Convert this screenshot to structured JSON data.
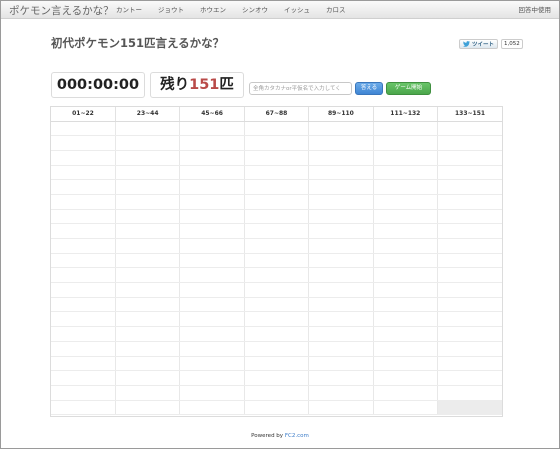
{
  "navbar": {
    "brand": "ポケモン言えるかな？",
    "items": [
      {
        "label": "カントー",
        "active": true
      },
      {
        "label": "ジョウト",
        "active": false
      },
      {
        "label": "ホウエン",
        "active": false
      },
      {
        "label": "シンオウ",
        "active": false
      },
      {
        "label": "イッシュ",
        "active": false
      },
      {
        "label": "カロス",
        "active": false
      }
    ],
    "right_label": "回答中使用"
  },
  "page": {
    "title": "初代ポケモン151匹言えるかな？"
  },
  "tweet": {
    "label": "ツイート",
    "count": "1,052"
  },
  "game": {
    "timer": "000:00:00",
    "remaining_prefix": "残り",
    "remaining_count": "151",
    "remaining_suffix": "匹",
    "input_placeholder": "全角カタカナor平仮名で入力してく",
    "answer_button": "答える",
    "start_button": "ゲーム開始"
  },
  "table": {
    "columns": [
      "01~22",
      "23~44",
      "45~66",
      "67~88",
      "89~110",
      "111~132",
      "133~151"
    ],
    "row_count": 20,
    "column_rows": [
      22,
      22,
      22,
      22,
      22,
      22,
      19
    ]
  },
  "footer": {
    "prefix": "Powered by ",
    "link": "FC2.com"
  }
}
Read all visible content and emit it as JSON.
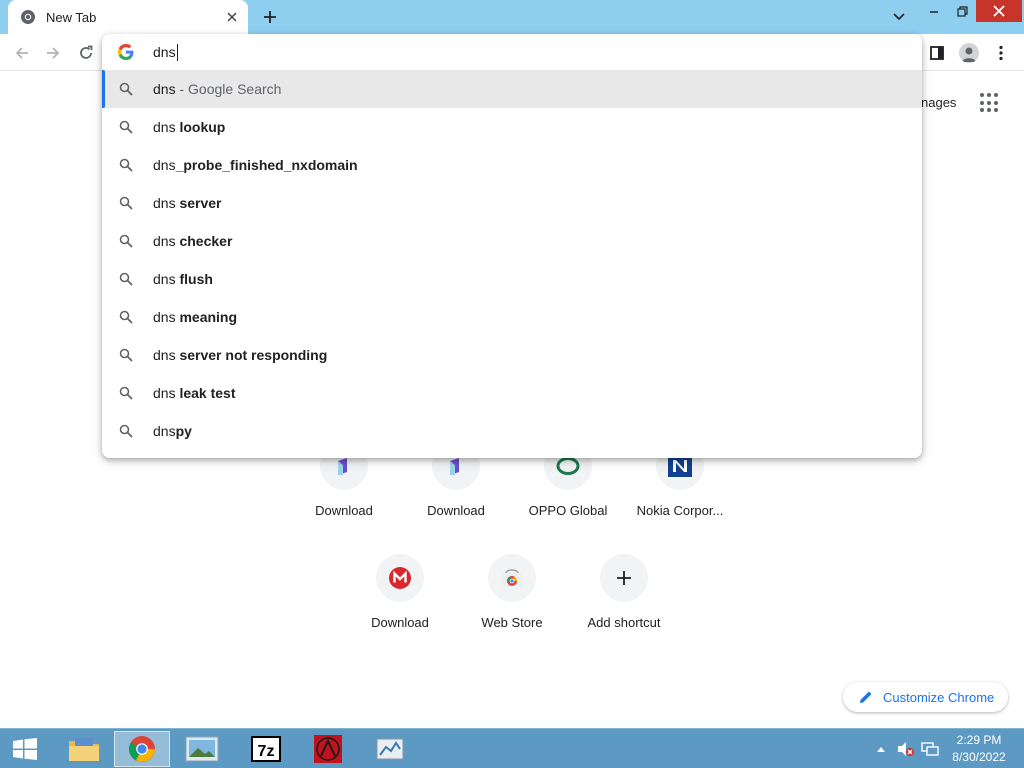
{
  "browser": {
    "tab_title": "New Tab",
    "omnibox_value": "dns"
  },
  "suggestions": [
    {
      "prefix": "dns",
      "bold": "",
      "sep": " - ",
      "suffix": "Google Search",
      "selected": true
    },
    {
      "prefix": "dns ",
      "bold": "lookup"
    },
    {
      "prefix": "dns",
      "bold": "_probe_finished_nxdomain"
    },
    {
      "prefix": "dns ",
      "bold": "server"
    },
    {
      "prefix": "dns ",
      "bold": "checker"
    },
    {
      "prefix": "dns ",
      "bold": "flush"
    },
    {
      "prefix": "dns ",
      "bold": "meaning"
    },
    {
      "prefix": "dns ",
      "bold": "server not responding"
    },
    {
      "prefix": "dns ",
      "bold": "leak test"
    },
    {
      "prefix": "dns",
      "bold": "py"
    }
  ],
  "ntp": {
    "images_link": "nages",
    "shortcuts": [
      {
        "label": "Download",
        "icon": "notion-like-icon"
      },
      {
        "label": "Download",
        "icon": "notion-like-icon"
      },
      {
        "label": "OPPO Global",
        "icon": "oppo-icon"
      },
      {
        "label": "Nokia Corpor...",
        "icon": "nokia-icon"
      },
      {
        "label": "Download",
        "icon": "mega-icon"
      },
      {
        "label": "Web Store",
        "icon": "web-store-icon"
      },
      {
        "label": "Add shortcut",
        "icon": "plus-icon"
      }
    ],
    "customize_label": "Customize Chrome"
  },
  "taskbar": {
    "time": "2:29 PM",
    "date": "8/30/2022",
    "apps": [
      "file-explorer-icon",
      "chrome-icon",
      "photo-viewer-icon",
      "7zip-icon",
      "autocad-icon",
      "control-panel-icon"
    ]
  },
  "colors": {
    "tabstrip": "#8ecff0",
    "accent": "#1a73e8",
    "taskbar": "#5c9ac4"
  }
}
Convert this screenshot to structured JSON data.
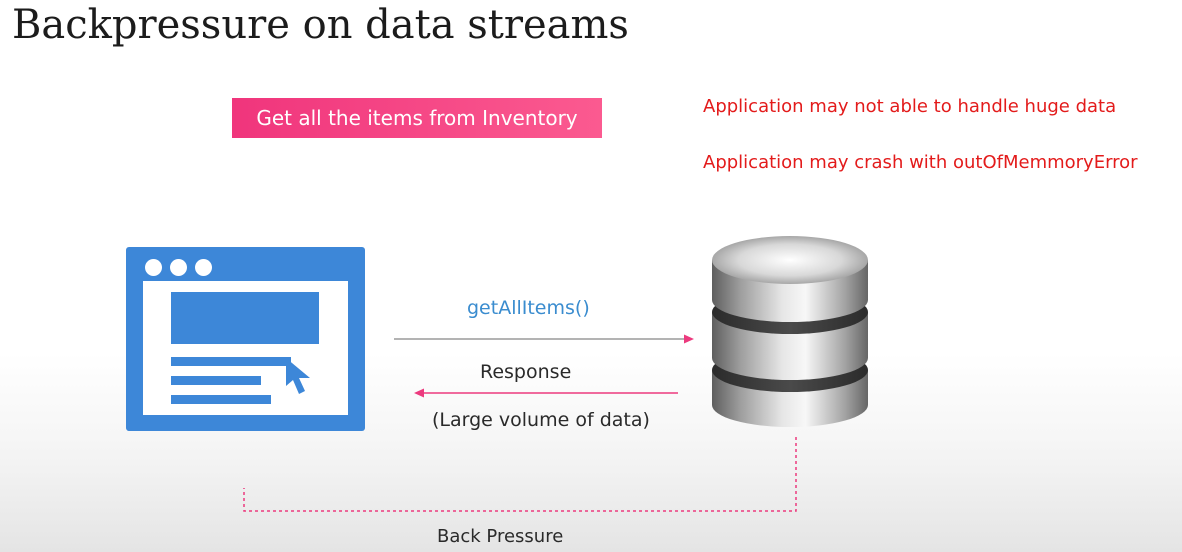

***

→ **Problem description**:
Transcribe each entry above exactly, apart from the pictures.

→ **Output of the task**:
Convert this screenshot to structured JSON data.
{
  "navbar": {
    "brand": "ポケモン言えるかな？",
    "items": [
      {
        "label": "カントー",
        "active": true
      },
      {
        "label": "ジョウト",
        "active": false
      },
      {
        "label": "ホウエン",
        "active": false
      },
      {
        "label": "シンオウ",
        "active": false
      },
      {
        "label": "イッシュ",
        "active": false
      },
      {
        "label": "カロス",
        "active": false
      }
    ],
    "right_label": "回答中使用"
  },
  "page": {
    "title": "初代ポケモン151匹言えるかな？"
  },
  "tweet": {
    "label": "ツイート",
    "count": "1,052"
  },
  "game": {
    "timer": "000:00:00",
    "remaining_prefix": "残り",
    "remaining_count": "151",
    "remaining_suffix": "匹",
    "input_placeholder": "全角カタカナor平仮名で入力してく",
    "answer_button": "答える",
    "start_button": "ゲーム開始"
  },
  "table": {
    "columns": [
      "01~22",
      "23~44",
      "45~66",
      "67~88",
      "89~110",
      "111~132",
      "133~151"
    ],
    "row_count": 20,
    "column_rows": [
      22,
      22,
      22,
      22,
      22,
      22,
      19
    ]
  },
  "footer": {
    "prefix": "Powered by ",
    "link": "FC2.com"
  }
}
Read all visible content and emit it as JSON.
{
  "browser": {
    "tab_title": "New Tab",
    "omnibox_value": "dns"
  },
  "suggestions": [
    {
      "prefix": "dns",
      "bold": "",
      "sep": " - ",
      "suffix": "Google Search",
      "selected": true
    },
    {
      "prefix": "dns ",
      "bold": "lookup"
    },
    {
      "prefix": "dns",
      "bold": "_probe_finished_nxdomain"
    },
    {
      "prefix": "dns ",
      "bold": "server"
    },
    {
      "prefix": "dns ",
      "bold": "checker"
    },
    {
      "prefix": "dns ",
      "bold": "flush"
    },
    {
      "prefix": "dns ",
      "bold": "meaning"
    },
    {
      "prefix": "dns ",
      "bold": "server not responding"
    },
    {
      "prefix": "dns ",
      "bold": "leak test"
    },
    {
      "prefix": "dns",
      "bold": "py"
    }
  ],
  "ntp": {
    "images_link": "nages",
    "shortcuts": [
      {
        "label": "Download",
        "icon": "notion-like-icon"
      },
      {
        "label": "Download",
        "icon": "notion-like-icon"
      },
      {
        "label": "OPPO Global",
        "icon": "oppo-icon"
      },
      {
        "label": "Nokia Corpor...",
        "icon": "nokia-icon"
      },
      {
        "label": "Download",
        "icon": "mega-icon"
      },
      {
        "label": "Web Store",
        "icon": "web-store-icon"
      },
      {
        "label": "Add shortcut",
        "icon": "plus-icon"
      }
    ],
    "customize_label": "Customize Chrome"
  },
  "taskbar": {
    "time": "2:29 PM",
    "date": "8/30/2022",
    "apps": [
      "file-explorer-icon",
      "chrome-icon",
      "photo-viewer-icon",
      "7zip-icon",
      "autocad-icon",
      "control-panel-icon"
    ]
  },
  "colors": {
    "tabstrip": "#8ecff0",
    "accent": "#1a73e8",
    "taskbar": "#5c9ac4"
  }
}
Convert this screenshot to structured JSON data.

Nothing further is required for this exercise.